-- BEGIN Source material --

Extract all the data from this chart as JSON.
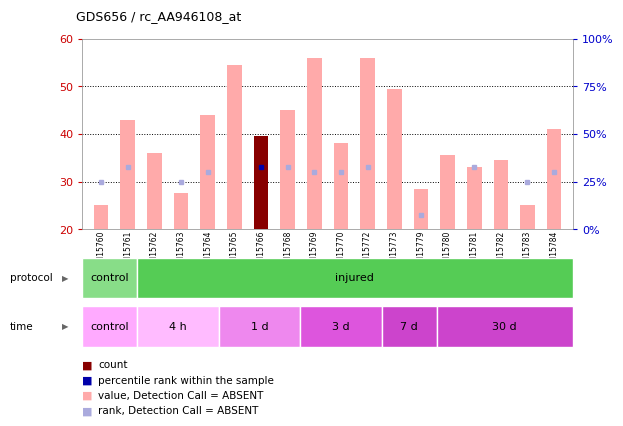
{
  "title": "GDS656 / rc_AA946108_at",
  "samples": [
    "GSM15760",
    "GSM15761",
    "GSM15762",
    "GSM15763",
    "GSM15764",
    "GSM15765",
    "GSM15766",
    "GSM15768",
    "GSM15769",
    "GSM15770",
    "GSM15772",
    "GSM15773",
    "GSM15779",
    "GSM15780",
    "GSM15781",
    "GSM15782",
    "GSM15783",
    "GSM15784"
  ],
  "bar_values": [
    25,
    43,
    36,
    27.5,
    44,
    54.5,
    39.5,
    45,
    56,
    38,
    56,
    49.5,
    28.5,
    35.5,
    33,
    34.5,
    25,
    41
  ],
  "rank_dots": [
    30,
    33,
    null,
    30,
    32,
    null,
    33,
    33,
    32,
    32,
    33,
    null,
    23,
    null,
    33,
    null,
    30,
    32
  ],
  "special_bar_idx": 6,
  "ylim_left": [
    20,
    60
  ],
  "ylim_right": [
    0,
    100
  ],
  "yticks_left": [
    20,
    30,
    40,
    50,
    60
  ],
  "yticks_right": [
    0,
    25,
    50,
    75,
    100
  ],
  "ytick_right_labels": [
    "0%",
    "25%",
    "50%",
    "75%",
    "100%"
  ],
  "left_tick_color": "#cc0000",
  "right_tick_color": "#0000cc",
  "bar_color_normal": "#ffaaaa",
  "bar_color_special": "#880000",
  "rank_dot_color": "#aaaadd",
  "rank_dot_color_special": "#0000aa",
  "protocol_groups": [
    {
      "label": "control",
      "start": 0,
      "end": 2,
      "color": "#88dd88"
    },
    {
      "label": "injured",
      "start": 2,
      "end": 18,
      "color": "#55cc55"
    }
  ],
  "time_groups": [
    {
      "label": "control",
      "start": 0,
      "end": 2,
      "color": "#ffaaff"
    },
    {
      "label": "4 h",
      "start": 2,
      "end": 5,
      "color": "#ffbbff"
    },
    {
      "label": "1 d",
      "start": 5,
      "end": 8,
      "color": "#ee88ee"
    },
    {
      "label": "3 d",
      "start": 8,
      "end": 11,
      "color": "#dd55dd"
    },
    {
      "label": "7 d",
      "start": 11,
      "end": 13,
      "color": "#cc44cc"
    },
    {
      "label": "30 d",
      "start": 13,
      "end": 18,
      "color": "#cc44cc"
    }
  ],
  "legend_items": [
    {
      "color": "#880000",
      "label": "count"
    },
    {
      "color": "#0000aa",
      "label": "percentile rank within the sample"
    },
    {
      "color": "#ffaaaa",
      "label": "value, Detection Call = ABSENT"
    },
    {
      "color": "#aaaadd",
      "label": "rank, Detection Call = ABSENT"
    }
  ],
  "bg_color": "#ffffff",
  "plot_bg_color": "#ffffff",
  "grid_color": "#000000"
}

-- END Source material --

- [Given exercise]
Every line in the data that holds "Detection" should be copied out.

- [Exercise answer]
      "label": "value, Detection Call = ABSENT"
      "label": "rank, Detection Call = ABSENT"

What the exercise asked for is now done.